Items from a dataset
########################################
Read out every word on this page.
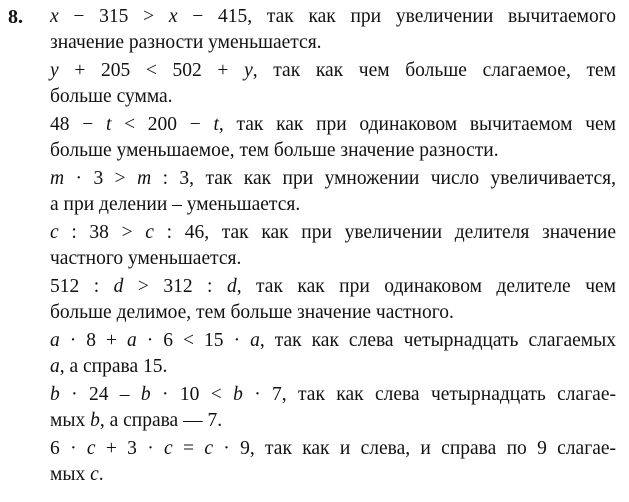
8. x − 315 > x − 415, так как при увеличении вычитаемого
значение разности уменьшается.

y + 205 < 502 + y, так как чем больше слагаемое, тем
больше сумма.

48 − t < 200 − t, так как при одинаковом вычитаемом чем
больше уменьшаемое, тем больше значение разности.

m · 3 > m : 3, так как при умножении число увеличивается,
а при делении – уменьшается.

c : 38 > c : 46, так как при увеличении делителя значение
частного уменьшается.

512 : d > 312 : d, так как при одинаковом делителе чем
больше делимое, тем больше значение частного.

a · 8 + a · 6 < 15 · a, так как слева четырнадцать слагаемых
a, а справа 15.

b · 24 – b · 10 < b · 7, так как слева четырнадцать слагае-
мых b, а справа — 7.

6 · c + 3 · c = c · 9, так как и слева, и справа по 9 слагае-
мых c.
########################################
EXERCISE GOAL
Pick out the lines containing the string "уменьшается" and show them.

EXERCISE OUTPUT
значение разности уменьшается.
а при делении – уменьшается.
частного уменьшается.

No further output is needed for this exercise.